• What the exercise asks:
Which lines of the data below include the string "among"? Return each of them.
== Supplied records ==
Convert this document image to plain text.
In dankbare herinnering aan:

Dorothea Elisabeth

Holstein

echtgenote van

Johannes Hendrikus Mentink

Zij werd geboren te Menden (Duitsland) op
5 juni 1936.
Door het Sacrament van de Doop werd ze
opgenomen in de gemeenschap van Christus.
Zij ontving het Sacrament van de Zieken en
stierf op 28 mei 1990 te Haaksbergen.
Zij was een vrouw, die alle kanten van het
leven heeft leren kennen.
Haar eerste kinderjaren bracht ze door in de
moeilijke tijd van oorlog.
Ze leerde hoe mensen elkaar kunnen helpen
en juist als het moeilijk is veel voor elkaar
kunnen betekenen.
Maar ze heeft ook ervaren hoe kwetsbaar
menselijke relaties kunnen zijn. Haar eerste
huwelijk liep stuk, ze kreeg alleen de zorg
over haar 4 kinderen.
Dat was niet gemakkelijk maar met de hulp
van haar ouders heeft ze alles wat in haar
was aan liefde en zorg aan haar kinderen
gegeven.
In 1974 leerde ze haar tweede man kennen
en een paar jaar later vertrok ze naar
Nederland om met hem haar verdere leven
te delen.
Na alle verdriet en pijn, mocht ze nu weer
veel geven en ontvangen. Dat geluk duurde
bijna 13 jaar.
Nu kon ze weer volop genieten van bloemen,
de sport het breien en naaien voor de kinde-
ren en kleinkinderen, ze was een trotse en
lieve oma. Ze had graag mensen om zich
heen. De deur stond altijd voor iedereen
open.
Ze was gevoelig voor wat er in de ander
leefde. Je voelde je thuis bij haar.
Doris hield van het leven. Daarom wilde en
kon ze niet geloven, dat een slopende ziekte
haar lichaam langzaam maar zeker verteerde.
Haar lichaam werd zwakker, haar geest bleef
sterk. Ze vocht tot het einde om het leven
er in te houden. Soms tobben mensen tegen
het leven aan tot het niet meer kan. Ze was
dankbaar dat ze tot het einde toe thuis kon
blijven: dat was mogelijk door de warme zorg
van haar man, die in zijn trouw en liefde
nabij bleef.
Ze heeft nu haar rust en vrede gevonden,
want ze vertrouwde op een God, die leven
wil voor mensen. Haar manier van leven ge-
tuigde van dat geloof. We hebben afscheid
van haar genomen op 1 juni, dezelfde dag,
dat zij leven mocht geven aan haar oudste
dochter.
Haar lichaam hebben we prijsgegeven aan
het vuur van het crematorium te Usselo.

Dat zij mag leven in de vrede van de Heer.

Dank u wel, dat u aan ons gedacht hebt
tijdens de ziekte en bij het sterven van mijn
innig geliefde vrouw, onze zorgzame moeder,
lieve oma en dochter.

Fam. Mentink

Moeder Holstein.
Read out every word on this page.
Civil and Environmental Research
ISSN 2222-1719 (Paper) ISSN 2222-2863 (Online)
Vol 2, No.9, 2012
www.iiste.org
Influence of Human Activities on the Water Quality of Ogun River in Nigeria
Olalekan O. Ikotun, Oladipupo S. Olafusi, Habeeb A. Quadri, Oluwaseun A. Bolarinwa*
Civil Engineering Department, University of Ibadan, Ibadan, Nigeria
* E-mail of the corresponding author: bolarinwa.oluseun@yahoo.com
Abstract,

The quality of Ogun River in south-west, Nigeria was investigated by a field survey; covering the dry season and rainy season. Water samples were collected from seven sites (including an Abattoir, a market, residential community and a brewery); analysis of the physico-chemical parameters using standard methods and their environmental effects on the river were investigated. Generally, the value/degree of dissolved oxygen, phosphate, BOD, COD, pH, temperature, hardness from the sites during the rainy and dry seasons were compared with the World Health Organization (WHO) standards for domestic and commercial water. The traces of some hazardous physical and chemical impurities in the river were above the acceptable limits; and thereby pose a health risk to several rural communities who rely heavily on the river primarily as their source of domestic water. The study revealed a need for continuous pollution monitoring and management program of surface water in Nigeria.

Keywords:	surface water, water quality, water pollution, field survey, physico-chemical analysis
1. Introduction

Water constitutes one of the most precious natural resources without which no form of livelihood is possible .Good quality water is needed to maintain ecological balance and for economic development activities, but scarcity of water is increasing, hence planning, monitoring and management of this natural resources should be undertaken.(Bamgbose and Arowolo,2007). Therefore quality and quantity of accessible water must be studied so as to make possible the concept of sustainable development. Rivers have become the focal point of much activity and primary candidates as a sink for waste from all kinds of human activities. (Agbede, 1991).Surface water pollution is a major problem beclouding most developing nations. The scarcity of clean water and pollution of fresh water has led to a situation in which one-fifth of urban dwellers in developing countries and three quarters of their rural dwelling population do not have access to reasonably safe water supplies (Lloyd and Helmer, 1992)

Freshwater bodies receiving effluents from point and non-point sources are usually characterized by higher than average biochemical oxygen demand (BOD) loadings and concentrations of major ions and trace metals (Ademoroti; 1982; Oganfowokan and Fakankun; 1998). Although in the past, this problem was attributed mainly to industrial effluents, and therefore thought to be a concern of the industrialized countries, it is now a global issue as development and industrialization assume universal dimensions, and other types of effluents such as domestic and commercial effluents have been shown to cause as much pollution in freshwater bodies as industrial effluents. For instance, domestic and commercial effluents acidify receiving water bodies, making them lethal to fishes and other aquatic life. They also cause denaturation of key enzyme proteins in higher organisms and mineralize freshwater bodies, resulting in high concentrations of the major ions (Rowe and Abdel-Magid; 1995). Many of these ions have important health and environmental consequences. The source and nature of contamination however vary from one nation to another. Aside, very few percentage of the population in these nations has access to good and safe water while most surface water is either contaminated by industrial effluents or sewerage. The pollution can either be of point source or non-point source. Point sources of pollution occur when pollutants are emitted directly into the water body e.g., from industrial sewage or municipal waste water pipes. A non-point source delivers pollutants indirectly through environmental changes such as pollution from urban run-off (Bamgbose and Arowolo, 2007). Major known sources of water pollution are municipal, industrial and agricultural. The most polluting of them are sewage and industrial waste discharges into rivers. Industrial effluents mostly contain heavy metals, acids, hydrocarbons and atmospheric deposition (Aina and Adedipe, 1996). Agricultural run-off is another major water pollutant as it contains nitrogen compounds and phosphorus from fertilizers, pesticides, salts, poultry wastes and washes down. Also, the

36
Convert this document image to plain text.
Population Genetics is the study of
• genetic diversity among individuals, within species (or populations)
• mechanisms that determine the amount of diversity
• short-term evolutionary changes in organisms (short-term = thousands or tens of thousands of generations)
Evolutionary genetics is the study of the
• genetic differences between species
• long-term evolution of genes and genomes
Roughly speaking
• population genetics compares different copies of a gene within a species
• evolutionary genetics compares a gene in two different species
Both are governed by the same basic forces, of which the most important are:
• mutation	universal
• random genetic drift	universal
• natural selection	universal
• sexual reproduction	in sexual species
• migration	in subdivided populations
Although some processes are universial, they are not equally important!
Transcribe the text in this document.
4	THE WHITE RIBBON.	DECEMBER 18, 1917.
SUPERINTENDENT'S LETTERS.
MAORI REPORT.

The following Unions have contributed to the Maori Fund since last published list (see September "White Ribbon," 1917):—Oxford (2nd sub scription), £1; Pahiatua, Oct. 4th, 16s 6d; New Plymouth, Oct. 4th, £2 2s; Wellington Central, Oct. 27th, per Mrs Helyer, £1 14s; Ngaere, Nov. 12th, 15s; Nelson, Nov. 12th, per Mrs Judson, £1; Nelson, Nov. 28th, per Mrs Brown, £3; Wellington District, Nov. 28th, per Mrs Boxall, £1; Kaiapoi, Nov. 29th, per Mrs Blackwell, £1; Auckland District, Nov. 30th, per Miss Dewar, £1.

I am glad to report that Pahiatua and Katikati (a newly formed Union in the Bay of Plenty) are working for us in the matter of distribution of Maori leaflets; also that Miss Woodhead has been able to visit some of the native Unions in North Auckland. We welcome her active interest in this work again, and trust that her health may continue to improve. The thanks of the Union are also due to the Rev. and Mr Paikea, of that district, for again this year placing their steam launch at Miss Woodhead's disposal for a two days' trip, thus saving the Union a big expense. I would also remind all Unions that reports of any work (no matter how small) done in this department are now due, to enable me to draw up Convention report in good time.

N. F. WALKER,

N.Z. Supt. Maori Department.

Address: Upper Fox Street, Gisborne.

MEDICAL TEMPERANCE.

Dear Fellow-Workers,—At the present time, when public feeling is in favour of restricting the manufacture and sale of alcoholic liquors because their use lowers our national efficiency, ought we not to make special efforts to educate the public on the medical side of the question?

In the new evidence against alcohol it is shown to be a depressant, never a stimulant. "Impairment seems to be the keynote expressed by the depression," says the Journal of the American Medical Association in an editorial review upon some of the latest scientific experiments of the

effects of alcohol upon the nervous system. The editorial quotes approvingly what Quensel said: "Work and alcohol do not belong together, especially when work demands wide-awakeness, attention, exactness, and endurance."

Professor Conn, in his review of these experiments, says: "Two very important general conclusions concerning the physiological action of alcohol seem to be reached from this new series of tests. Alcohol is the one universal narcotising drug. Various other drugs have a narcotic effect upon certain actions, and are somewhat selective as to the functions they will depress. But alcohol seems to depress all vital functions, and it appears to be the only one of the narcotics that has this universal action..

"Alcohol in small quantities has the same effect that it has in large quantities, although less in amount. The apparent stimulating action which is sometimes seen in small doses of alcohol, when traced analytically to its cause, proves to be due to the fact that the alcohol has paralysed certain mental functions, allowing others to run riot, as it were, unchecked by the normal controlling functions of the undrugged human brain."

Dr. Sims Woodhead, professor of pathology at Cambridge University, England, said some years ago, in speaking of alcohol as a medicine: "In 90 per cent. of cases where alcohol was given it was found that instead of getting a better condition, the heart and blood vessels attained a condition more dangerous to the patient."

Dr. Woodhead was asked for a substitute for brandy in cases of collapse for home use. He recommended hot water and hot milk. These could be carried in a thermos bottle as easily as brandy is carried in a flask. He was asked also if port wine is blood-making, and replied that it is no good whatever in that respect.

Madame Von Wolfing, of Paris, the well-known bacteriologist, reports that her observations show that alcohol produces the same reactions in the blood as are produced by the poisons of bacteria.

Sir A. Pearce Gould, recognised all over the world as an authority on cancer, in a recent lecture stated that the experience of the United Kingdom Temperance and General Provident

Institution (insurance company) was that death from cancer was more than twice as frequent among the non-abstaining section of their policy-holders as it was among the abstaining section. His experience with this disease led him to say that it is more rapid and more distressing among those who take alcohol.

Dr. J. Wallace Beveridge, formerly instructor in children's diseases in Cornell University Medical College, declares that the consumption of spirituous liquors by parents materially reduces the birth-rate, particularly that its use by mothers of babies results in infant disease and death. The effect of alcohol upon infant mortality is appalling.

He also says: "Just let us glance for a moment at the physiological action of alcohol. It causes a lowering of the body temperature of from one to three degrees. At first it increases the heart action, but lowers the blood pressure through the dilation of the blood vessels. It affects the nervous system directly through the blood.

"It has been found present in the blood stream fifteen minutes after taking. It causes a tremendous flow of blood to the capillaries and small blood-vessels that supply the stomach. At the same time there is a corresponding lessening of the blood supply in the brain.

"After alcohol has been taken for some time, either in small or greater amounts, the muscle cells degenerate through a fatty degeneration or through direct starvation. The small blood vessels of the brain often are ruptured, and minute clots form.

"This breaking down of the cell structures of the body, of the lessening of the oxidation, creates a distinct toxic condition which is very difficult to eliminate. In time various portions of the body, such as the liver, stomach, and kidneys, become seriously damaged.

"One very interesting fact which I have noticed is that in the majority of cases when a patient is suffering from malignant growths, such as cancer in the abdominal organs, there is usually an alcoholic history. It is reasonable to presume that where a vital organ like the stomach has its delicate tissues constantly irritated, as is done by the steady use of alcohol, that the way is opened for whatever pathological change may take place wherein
===
• Result:
• genetic diversity among individuals, within species (or populations)
Institution (insurance company) was that death from cancer was more than twice as frequent among the non-abstaining section of their policy-holders as it was among the abstaining section. His experience with this disease led him to say that it is more rapid and more distressing among those who take alcohol.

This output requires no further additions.